* **Goal**
Read the lines below. Copy out any that hold the string "heading".

(Stored entries)
# # # # # # #

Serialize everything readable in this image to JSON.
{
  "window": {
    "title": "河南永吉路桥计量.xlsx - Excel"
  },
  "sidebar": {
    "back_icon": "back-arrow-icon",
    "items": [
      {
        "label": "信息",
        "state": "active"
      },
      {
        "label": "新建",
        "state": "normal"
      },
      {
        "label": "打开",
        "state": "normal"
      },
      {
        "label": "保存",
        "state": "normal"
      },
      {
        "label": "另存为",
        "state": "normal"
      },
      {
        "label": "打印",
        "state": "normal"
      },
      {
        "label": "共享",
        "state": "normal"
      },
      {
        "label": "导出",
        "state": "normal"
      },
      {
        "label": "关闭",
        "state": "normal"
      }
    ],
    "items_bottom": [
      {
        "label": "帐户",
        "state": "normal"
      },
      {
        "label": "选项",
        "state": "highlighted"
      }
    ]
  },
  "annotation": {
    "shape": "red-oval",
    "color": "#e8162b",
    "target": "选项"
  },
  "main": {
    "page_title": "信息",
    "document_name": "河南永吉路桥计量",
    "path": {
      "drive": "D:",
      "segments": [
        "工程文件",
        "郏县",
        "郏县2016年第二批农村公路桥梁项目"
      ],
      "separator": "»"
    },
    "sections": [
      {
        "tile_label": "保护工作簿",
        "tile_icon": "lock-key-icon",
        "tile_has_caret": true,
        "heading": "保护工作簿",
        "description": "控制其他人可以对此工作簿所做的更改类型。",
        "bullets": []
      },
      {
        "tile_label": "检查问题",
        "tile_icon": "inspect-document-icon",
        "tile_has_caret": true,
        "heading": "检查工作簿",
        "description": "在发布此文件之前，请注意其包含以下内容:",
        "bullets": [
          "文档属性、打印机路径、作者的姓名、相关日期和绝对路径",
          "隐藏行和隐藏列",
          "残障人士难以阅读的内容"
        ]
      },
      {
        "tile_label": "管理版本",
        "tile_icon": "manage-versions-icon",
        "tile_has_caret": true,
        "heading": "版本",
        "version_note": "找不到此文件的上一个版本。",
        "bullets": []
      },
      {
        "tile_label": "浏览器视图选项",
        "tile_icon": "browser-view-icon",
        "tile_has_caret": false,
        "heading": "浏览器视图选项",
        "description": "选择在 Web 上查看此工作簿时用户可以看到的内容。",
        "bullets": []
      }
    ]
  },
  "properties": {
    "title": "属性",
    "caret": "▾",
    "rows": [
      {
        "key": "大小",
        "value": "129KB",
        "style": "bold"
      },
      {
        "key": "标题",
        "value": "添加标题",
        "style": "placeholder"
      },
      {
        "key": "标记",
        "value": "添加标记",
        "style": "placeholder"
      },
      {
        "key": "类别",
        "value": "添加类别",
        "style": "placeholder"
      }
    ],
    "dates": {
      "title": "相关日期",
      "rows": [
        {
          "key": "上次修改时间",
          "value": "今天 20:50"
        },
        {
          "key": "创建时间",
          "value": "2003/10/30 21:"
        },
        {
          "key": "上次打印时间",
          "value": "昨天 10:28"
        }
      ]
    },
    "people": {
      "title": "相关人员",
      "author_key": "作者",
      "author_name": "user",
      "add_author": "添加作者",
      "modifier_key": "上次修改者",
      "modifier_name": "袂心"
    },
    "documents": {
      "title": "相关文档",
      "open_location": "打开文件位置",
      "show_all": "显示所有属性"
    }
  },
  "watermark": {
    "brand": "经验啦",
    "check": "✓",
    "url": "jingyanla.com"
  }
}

# # # # # # #

* **Solution**
        "heading": "保护工作簿",
        "heading": "检查工作簿",
        "heading": "版本",
        "heading": "浏览器视图选项",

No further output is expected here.